__Records to process__.

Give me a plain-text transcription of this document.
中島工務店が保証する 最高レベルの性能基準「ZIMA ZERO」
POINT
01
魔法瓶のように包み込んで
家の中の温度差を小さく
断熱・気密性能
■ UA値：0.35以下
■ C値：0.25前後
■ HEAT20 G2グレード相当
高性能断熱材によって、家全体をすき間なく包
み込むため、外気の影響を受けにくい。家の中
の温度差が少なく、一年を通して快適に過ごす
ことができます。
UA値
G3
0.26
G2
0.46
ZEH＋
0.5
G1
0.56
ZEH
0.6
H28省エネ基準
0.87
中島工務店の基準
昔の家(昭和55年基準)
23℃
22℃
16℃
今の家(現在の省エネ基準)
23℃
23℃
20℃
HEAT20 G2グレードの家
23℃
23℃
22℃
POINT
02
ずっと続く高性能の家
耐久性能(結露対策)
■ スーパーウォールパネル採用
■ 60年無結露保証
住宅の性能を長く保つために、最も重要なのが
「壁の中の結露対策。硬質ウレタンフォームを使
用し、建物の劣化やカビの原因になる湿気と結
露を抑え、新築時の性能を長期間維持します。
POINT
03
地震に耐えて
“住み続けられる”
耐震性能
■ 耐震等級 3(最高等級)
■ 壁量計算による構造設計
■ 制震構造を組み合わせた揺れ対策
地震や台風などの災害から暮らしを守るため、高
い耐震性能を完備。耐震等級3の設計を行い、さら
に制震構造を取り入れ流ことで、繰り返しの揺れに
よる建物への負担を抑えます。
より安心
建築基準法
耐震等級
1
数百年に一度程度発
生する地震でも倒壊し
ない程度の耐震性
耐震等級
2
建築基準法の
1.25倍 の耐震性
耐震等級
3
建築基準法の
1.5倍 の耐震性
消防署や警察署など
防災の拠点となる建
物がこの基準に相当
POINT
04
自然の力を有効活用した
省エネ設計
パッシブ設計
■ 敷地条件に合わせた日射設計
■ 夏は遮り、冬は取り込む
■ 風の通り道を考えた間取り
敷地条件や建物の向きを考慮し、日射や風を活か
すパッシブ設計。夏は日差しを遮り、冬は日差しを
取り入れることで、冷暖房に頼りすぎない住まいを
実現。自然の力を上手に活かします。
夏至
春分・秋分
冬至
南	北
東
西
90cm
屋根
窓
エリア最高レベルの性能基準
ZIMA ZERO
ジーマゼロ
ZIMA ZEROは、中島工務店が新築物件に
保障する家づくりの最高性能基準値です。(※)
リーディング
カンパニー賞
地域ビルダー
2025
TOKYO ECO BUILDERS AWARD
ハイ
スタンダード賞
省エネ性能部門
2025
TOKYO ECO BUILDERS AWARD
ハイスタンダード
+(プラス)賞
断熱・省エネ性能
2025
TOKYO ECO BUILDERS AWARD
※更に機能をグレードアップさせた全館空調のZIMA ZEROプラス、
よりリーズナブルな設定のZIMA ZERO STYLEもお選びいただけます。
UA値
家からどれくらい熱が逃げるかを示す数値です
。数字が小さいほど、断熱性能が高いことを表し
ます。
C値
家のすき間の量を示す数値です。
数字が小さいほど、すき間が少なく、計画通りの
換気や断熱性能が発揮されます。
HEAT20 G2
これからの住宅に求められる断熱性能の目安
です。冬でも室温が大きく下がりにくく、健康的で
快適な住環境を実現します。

__Required task__.
Pull out every line above that holds the word "数字が小さいほど".

__Complete answer__.
。数字が小さいほど、断熱性能が高いことを表し
数字が小さいほど、すき間が少なく、計画通りの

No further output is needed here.